Copy every row below word for word, leaving out the picture.

<<<<

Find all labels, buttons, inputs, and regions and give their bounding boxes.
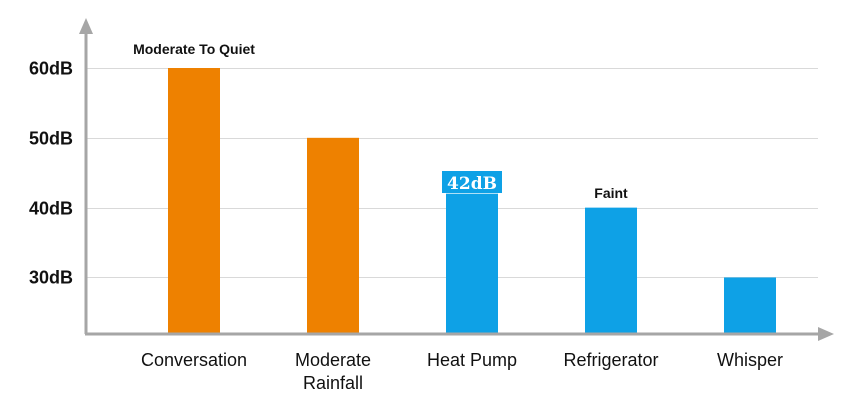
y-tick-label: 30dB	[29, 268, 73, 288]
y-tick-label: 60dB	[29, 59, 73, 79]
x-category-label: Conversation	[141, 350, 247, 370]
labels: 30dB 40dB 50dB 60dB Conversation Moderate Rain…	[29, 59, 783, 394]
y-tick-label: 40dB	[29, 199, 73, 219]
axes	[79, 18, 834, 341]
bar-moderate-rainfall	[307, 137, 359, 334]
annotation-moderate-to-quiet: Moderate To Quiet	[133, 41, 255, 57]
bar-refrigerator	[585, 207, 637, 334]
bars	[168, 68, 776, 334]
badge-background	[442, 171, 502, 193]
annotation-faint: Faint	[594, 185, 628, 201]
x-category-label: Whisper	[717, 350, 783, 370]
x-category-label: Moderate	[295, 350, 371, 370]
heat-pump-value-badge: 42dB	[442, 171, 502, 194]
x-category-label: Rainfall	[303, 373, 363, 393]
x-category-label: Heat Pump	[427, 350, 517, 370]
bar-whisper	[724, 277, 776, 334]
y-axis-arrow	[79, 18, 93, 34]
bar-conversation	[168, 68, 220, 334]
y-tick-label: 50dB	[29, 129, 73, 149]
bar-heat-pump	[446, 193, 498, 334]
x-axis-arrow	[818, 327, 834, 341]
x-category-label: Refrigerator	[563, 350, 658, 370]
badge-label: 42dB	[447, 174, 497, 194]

>>>>

§ **Problem solution**
Find all labels, buttons, inputs, and regions and give their bounding boxes.
y-tick-label: 30dB	[29, 268, 73, 288]
y-tick-label: 60dB	[29, 59, 73, 79]
x-category-label: Conversation	[141, 350, 247, 370]
labels: 30dB 40dB 50dB 60dB Conversation Moderate Rain…	[29, 59, 783, 394]
y-tick-label: 40dB	[29, 199, 73, 219]
axes	[79, 18, 834, 341]
bar-moderate-rainfall	[307, 137, 359, 334]
annotation-moderate-to-quiet: Moderate To Quiet	[133, 41, 255, 57]
bar-refrigerator	[585, 207, 637, 334]
bars	[168, 68, 776, 334]
badge-background	[442, 171, 502, 193]
annotation-faint: Faint	[594, 185, 628, 201]
x-category-label: Whisper	[717, 350, 783, 370]
x-category-label: Moderate	[295, 350, 371, 370]
heat-pump-value-badge: 42dB	[442, 171, 502, 194]
x-category-label: Rainfall	[303, 373, 363, 393]
x-category-label: Heat Pump	[427, 350, 517, 370]
bar-whisper	[724, 277, 776, 334]
y-axis-arrow	[79, 18, 93, 34]
bar-conversation	[168, 68, 220, 334]
y-tick-label: 50dB	[29, 129, 73, 149]
bar-heat-pump	[446, 193, 498, 334]
x-axis-arrow	[818, 327, 834, 341]
x-category-label: Refrigerator	[563, 350, 658, 370]
badge-label: 42dB	[447, 174, 497, 194]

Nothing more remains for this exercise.